**EXERCISE DETAILS:** Gather every line of the entries that includes the word "Angleterre".

**SUPPLIED DATA:**
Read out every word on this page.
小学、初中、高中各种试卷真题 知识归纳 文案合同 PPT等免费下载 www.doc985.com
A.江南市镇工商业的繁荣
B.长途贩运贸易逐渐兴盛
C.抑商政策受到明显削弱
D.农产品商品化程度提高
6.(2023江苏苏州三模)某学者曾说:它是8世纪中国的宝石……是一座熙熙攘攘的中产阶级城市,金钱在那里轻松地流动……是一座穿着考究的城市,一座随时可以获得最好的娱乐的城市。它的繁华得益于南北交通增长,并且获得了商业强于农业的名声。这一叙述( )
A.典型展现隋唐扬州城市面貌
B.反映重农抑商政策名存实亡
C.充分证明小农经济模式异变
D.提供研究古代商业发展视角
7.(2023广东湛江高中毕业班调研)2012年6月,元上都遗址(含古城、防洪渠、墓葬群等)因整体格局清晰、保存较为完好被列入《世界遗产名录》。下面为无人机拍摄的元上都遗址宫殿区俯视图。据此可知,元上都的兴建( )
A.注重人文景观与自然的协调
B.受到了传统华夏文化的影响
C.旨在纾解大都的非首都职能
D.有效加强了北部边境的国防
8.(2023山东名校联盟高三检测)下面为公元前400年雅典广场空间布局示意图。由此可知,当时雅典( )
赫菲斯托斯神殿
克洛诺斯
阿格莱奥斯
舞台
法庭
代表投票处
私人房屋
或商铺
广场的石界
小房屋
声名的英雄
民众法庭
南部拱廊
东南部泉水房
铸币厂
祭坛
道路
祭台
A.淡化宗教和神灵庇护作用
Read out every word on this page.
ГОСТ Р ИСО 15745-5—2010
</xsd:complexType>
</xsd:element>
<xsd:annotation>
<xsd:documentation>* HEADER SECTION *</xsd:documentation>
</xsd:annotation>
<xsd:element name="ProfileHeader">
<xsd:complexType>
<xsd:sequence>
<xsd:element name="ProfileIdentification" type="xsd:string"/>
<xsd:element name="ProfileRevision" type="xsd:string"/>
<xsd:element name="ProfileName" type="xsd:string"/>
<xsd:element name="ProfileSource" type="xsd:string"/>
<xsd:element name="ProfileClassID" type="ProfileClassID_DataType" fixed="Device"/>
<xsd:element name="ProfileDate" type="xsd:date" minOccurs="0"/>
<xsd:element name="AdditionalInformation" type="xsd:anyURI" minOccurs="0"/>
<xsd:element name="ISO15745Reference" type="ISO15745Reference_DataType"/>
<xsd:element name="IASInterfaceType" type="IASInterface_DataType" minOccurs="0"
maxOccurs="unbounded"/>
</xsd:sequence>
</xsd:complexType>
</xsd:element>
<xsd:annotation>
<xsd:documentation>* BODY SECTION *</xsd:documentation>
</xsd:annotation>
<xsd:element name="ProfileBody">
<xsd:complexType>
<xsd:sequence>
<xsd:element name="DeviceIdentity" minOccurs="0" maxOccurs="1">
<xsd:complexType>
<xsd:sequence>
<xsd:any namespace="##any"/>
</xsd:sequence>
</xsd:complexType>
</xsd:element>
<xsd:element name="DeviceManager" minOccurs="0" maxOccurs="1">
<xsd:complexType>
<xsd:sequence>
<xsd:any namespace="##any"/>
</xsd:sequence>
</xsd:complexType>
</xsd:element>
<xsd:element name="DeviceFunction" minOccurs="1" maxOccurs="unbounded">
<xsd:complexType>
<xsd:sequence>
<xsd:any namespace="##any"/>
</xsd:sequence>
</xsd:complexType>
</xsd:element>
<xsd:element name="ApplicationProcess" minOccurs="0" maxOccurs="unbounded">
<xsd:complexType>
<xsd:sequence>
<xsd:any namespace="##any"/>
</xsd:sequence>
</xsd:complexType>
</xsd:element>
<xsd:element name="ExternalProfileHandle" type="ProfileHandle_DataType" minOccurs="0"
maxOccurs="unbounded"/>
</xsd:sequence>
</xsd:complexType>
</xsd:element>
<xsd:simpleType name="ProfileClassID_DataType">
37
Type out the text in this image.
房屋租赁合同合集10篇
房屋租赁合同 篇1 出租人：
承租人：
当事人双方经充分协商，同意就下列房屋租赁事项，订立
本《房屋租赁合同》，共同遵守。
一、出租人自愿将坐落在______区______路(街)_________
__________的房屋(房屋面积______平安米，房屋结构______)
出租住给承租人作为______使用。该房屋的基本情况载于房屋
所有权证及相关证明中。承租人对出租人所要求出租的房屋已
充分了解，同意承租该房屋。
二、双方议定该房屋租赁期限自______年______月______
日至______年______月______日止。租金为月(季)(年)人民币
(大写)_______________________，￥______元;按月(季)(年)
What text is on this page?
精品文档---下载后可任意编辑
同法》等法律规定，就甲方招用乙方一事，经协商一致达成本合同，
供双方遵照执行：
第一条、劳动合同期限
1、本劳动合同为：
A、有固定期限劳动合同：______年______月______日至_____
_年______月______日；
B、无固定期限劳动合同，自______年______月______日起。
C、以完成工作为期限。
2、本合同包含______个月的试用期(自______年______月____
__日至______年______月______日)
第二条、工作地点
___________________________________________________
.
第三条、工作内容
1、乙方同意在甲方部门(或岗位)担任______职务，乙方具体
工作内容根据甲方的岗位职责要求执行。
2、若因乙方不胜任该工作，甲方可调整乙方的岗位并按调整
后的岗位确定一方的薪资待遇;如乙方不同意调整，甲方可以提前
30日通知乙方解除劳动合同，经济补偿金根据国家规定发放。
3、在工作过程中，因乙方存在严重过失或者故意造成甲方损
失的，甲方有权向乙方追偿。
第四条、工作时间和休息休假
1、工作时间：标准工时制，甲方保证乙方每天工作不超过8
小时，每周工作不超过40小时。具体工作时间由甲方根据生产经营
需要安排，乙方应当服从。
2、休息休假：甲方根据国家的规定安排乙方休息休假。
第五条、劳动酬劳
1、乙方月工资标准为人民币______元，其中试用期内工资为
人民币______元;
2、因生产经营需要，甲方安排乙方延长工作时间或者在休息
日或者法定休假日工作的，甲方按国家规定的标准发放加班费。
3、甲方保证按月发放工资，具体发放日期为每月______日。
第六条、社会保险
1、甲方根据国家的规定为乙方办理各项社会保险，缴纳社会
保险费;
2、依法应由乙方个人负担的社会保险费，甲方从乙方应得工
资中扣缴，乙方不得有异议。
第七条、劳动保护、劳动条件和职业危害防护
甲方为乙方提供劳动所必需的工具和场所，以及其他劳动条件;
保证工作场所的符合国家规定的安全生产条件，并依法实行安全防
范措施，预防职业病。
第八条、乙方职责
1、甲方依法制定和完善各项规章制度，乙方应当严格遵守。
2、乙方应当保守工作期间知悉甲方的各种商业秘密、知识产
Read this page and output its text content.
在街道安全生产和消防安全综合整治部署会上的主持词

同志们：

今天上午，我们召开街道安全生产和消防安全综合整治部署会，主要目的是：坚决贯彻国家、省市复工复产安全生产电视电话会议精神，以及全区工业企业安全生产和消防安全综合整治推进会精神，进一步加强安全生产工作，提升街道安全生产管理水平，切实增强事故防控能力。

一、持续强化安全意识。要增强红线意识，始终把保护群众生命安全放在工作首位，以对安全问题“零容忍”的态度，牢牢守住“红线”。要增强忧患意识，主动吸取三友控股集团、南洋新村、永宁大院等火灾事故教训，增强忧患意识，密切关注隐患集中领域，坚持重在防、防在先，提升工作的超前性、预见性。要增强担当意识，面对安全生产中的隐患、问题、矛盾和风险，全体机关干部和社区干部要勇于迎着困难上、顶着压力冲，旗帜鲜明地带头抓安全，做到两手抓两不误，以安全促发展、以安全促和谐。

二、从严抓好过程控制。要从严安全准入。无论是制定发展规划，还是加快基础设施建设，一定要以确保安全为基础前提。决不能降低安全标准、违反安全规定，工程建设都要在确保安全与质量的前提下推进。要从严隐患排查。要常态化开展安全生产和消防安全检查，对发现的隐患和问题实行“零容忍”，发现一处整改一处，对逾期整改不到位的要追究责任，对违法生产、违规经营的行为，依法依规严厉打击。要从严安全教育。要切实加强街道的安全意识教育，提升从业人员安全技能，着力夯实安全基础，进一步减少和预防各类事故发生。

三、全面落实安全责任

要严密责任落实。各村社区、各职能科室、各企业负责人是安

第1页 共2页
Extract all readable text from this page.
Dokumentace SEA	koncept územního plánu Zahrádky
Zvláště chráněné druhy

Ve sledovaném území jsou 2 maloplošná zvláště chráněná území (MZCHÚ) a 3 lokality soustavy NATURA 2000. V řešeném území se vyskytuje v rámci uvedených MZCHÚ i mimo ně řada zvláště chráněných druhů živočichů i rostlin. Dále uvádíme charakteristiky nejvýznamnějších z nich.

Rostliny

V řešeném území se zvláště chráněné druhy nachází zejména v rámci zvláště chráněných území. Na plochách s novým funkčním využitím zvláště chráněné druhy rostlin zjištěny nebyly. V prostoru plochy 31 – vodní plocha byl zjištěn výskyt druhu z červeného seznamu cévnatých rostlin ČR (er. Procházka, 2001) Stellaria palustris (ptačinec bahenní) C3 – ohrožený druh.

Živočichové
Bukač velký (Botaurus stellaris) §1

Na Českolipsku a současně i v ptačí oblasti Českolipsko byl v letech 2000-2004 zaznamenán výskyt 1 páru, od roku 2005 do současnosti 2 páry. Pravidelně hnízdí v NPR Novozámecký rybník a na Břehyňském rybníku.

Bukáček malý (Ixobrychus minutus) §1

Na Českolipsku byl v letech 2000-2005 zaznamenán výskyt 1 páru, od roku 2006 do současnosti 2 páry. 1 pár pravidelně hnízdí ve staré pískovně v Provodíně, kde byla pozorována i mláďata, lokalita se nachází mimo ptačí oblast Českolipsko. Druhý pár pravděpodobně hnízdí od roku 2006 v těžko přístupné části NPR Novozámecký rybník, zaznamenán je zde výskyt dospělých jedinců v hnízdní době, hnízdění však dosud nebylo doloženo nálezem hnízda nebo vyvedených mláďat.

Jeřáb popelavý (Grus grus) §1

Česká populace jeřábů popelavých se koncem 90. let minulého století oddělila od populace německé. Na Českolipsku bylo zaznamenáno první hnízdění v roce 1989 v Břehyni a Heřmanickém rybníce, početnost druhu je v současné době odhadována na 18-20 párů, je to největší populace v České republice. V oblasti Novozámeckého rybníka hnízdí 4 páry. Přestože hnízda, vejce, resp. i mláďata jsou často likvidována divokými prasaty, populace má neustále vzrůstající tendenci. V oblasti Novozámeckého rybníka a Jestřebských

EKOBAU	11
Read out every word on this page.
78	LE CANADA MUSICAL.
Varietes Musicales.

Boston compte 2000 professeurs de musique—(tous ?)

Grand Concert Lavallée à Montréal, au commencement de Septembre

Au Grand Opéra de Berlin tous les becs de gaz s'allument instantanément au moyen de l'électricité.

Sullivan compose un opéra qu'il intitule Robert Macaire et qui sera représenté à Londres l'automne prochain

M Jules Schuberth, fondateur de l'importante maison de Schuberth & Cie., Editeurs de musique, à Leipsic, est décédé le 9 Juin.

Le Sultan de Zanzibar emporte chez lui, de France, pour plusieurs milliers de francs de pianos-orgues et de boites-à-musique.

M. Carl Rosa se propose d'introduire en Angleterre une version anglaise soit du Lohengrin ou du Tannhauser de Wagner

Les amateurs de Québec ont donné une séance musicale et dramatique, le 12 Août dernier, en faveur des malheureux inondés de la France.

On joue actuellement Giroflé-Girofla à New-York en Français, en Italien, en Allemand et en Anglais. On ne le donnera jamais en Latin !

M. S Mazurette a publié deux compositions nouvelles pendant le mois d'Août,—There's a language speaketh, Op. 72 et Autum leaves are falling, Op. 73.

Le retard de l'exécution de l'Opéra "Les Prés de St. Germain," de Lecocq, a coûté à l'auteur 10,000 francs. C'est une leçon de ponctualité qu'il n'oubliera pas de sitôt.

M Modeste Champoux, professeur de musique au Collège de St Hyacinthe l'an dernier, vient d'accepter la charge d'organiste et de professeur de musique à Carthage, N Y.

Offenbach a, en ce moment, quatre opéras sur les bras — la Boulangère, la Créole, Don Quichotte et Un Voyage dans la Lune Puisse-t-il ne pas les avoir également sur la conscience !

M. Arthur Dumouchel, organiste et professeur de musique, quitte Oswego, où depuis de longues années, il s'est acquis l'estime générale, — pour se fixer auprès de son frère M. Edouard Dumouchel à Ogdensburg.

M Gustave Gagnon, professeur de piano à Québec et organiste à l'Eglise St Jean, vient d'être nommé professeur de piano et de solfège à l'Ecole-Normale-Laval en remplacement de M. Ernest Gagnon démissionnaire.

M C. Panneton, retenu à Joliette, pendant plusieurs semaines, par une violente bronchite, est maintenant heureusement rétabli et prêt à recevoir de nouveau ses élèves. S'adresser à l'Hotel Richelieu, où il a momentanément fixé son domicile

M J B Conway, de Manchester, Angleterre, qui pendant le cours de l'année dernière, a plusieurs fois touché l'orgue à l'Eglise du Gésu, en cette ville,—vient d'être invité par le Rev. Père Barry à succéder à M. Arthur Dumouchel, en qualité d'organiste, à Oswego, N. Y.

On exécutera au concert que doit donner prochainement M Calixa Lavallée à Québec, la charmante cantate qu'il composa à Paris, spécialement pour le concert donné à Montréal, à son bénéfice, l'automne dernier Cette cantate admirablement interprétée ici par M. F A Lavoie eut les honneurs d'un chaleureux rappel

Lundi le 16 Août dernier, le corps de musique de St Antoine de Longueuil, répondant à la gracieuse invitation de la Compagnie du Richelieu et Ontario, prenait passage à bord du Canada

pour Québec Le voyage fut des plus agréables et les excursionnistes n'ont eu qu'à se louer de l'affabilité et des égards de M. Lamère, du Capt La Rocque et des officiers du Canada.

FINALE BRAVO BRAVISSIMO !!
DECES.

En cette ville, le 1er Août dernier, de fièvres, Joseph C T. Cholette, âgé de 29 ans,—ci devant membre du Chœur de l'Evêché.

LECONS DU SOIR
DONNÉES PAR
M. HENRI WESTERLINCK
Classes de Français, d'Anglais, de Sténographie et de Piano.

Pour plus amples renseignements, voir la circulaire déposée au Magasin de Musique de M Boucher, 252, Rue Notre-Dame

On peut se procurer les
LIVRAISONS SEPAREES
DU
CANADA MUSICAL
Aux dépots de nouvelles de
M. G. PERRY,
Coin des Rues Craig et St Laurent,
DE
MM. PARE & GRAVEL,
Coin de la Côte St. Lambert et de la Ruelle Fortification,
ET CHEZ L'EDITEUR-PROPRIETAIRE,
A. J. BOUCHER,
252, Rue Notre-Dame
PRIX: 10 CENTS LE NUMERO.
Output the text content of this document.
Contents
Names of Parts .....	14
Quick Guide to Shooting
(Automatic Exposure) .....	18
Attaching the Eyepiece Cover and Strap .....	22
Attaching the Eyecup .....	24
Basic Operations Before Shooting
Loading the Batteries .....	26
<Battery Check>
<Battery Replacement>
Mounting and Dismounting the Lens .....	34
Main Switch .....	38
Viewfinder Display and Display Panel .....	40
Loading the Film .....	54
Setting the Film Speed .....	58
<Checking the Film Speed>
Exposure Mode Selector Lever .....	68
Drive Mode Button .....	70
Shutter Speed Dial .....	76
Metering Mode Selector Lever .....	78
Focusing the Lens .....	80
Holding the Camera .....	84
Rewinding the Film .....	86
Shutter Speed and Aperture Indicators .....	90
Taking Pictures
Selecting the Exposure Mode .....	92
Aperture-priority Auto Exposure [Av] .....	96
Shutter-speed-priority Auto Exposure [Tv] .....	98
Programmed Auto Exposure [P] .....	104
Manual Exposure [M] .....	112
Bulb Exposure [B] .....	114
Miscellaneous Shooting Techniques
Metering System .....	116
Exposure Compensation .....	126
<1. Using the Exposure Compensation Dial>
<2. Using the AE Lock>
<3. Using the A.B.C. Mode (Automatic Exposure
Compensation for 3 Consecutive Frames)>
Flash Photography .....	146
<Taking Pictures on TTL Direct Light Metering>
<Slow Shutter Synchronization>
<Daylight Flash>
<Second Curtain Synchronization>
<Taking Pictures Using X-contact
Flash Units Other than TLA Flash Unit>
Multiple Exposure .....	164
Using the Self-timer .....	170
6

**ANSWER TO THIS EXERCISE:**
M. Carl Rosa se propose d'introduire en Angleterre une version anglaise soit du Lohengrin ou du Tannhauser de Wagner
M J B Conway, de Manchester, Angleterre, qui pendant le cours de l'année dernière, a plusieurs fois touché l'orgue à l'Eglise du Gésu, en cette ville,—vient d'être invité par le Rev. Père Barry à succéder à M. Arthur Dumouchel, en qualité d'organiste, à Oswego, N. Y.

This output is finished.